* _Stated problem_: Could you write out the records below exactly as they appear?

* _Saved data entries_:
↓↓↓

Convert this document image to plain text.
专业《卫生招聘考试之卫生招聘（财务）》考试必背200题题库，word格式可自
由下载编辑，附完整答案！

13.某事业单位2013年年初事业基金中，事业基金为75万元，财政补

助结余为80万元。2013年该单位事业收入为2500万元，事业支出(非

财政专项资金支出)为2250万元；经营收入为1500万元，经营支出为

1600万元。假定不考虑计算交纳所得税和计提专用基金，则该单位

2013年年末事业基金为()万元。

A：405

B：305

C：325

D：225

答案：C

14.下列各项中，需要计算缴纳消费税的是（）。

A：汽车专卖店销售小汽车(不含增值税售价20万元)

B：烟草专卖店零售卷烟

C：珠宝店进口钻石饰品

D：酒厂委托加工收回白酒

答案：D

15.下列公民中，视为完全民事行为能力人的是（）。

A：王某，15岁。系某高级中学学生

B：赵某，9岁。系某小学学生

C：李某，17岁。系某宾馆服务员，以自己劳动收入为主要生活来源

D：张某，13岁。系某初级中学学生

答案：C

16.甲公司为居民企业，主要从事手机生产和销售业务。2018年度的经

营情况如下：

↑↑↑

* _Complete response_:
Convert this document image to plain text.
专业《卫生招聘考试之卫生招聘（财务）》考试必背200题题库，word格式可自
由下载编辑，附完整答案！

13.某事业单位2013年年初事业基金中，事业基金为75万元，财政补

助结余为80万元。2013年该单位事业收入为2500万元，事业支出(非

财政专项资金支出)为2250万元；经营收入为1500万元，经营支出为

1600万元。假定不考虑计算交纳所得税和计提专用基金，则该单位

2013年年末事业基金为()万元。

A：405

B：305

C：325

D：225

答案：C

14.下列各项中，需要计算缴纳消费税的是（）。

A：汽车专卖店销售小汽车(不含增值税售价20万元)

B：烟草专卖店零售卷烟

C：珠宝店进口钻石饰品

D：酒厂委托加工收回白酒

答案：D

15.下列公民中，视为完全民事行为能力人的是（）。

A：王某，15岁。系某高级中学学生

B：赵某，9岁。系某小学学生

C：李某，17岁。系某宾馆服务员，以自己劳动收入为主要生活来源

D：张某，13岁。系某初级中学学生

答案：C

16.甲公司为居民企业，主要从事手机生产和销售业务。2018年度的经

营情况如下：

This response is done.